Task directions
Gather, from the data below, each line in which the word "title" occurs.

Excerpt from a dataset
━━━━━━
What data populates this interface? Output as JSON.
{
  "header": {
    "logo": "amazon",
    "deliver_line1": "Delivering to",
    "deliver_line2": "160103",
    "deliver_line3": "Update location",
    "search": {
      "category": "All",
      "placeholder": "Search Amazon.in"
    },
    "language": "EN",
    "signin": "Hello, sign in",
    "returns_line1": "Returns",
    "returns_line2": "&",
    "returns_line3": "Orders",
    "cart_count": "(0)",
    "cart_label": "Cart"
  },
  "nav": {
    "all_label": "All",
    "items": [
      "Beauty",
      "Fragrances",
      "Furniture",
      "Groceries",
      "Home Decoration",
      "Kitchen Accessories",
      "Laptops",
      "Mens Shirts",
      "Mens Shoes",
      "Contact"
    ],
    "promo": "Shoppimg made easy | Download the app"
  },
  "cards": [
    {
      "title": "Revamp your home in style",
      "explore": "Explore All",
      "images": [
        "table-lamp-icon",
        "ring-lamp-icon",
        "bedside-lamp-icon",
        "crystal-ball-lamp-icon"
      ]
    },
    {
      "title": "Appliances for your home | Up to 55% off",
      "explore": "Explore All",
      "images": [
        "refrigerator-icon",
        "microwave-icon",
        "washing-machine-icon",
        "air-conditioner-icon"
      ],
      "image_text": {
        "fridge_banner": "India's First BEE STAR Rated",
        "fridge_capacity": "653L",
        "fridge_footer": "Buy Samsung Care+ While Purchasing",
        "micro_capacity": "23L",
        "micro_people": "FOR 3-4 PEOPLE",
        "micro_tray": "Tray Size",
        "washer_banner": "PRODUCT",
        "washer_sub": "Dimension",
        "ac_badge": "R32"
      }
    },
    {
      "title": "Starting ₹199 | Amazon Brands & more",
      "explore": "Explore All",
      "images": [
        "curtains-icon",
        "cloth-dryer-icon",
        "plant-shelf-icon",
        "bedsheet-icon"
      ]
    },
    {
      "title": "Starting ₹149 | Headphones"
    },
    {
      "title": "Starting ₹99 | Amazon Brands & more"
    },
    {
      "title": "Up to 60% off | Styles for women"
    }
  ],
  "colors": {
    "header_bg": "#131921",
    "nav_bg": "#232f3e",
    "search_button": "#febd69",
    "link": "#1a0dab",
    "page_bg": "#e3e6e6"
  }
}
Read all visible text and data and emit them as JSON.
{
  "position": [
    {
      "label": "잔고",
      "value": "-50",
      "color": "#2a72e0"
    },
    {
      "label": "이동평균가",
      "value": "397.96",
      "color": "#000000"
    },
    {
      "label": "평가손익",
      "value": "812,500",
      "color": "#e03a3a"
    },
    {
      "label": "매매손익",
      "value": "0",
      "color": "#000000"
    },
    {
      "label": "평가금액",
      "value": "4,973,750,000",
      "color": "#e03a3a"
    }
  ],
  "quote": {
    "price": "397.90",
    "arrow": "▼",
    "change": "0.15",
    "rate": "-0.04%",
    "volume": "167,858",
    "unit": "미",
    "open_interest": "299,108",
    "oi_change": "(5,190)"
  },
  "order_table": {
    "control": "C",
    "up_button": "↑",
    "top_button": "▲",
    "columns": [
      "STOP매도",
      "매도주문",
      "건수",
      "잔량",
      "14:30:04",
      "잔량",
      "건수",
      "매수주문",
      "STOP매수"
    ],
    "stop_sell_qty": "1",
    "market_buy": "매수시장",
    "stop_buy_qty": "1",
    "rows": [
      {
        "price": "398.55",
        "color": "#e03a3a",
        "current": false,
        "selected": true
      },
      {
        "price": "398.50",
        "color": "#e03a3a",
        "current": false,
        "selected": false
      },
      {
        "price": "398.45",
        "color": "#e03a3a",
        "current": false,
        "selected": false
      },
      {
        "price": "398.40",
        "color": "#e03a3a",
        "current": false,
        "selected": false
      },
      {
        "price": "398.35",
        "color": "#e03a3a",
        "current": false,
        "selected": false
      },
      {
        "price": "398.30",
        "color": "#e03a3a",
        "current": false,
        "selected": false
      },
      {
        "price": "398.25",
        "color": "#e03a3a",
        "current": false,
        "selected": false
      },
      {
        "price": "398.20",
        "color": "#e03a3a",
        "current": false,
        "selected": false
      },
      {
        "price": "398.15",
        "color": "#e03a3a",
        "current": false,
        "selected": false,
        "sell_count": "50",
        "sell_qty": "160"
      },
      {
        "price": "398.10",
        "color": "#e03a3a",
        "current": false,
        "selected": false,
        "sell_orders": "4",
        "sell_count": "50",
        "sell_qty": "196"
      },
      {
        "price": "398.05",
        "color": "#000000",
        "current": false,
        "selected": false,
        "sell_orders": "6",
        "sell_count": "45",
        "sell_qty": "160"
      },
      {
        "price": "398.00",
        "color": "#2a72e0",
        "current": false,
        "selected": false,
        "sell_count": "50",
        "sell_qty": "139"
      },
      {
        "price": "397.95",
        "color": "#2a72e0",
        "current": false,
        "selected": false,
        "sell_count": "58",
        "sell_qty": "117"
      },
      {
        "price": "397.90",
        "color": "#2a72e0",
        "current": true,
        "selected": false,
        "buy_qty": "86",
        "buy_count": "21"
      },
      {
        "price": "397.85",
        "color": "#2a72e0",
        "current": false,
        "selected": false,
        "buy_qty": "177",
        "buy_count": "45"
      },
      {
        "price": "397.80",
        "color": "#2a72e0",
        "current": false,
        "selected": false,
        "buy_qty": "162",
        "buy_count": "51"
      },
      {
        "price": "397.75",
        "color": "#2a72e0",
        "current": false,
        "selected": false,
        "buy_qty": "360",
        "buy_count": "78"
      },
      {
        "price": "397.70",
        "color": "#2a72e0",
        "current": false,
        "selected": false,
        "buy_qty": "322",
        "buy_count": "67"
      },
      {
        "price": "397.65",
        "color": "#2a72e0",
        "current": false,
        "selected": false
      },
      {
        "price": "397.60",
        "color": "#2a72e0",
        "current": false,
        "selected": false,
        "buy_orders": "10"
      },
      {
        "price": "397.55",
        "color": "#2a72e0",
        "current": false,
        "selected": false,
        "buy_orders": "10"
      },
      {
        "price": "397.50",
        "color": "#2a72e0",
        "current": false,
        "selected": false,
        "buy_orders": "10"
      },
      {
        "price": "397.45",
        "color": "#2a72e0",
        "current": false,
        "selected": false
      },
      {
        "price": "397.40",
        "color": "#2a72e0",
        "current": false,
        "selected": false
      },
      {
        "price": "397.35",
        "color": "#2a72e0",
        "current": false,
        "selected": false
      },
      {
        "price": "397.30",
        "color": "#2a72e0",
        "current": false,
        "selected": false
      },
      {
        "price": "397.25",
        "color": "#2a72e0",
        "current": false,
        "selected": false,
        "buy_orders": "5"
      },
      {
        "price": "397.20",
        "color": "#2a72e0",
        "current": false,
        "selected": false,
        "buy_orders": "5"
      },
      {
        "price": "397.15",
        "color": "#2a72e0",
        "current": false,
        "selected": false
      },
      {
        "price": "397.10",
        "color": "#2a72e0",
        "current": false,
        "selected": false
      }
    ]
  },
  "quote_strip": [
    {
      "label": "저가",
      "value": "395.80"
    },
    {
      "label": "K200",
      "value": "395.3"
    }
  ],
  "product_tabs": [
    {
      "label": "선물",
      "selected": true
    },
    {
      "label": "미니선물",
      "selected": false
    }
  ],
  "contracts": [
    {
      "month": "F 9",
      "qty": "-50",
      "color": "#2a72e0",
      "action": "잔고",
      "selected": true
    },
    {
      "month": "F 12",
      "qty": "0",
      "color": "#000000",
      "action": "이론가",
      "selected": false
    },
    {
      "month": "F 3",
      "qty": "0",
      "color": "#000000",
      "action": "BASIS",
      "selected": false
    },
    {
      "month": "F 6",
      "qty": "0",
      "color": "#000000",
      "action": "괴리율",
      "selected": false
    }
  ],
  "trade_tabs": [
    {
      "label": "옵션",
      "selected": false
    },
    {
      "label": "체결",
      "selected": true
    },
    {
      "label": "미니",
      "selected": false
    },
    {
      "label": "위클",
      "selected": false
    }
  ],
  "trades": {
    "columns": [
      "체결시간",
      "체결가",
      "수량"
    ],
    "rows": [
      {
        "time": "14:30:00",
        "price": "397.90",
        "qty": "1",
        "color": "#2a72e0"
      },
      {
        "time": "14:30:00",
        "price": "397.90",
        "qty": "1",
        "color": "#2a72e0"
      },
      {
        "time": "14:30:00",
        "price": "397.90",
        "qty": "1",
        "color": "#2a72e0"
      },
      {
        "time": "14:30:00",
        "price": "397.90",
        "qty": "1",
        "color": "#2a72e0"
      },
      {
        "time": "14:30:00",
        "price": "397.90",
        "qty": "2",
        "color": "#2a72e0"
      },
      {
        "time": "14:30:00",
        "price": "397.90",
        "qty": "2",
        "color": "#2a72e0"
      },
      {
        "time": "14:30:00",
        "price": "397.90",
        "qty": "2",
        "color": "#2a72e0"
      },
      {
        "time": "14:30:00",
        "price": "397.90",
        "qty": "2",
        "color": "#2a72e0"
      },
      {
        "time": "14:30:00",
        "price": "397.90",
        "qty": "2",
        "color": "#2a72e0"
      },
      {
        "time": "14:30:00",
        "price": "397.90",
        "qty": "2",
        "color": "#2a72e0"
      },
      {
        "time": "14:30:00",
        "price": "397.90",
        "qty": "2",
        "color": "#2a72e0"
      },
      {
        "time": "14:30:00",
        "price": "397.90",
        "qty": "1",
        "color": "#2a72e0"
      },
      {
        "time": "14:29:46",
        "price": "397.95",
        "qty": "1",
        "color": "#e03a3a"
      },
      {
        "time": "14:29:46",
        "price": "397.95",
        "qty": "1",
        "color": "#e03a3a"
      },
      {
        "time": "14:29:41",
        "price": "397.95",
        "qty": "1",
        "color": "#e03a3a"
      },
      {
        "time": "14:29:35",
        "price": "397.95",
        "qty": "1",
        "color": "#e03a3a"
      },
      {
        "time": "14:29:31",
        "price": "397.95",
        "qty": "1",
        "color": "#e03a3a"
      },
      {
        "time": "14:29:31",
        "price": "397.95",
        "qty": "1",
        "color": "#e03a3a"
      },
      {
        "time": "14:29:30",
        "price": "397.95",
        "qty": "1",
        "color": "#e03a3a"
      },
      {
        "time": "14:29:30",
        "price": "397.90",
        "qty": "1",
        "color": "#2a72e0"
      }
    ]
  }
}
━━━━━━
Task result
      "title": "Revamp your home in style",
      "title": "Appliances for your home | Up to 55% off",
      "title": "Starting ₹199 | Amazon Brands & more",
      "title": "Starting ₹149 | Headphones"
      "title": "Starting ₹99 | Amazon Brands & more"
      "title": "Up to 60% off | Styles for women"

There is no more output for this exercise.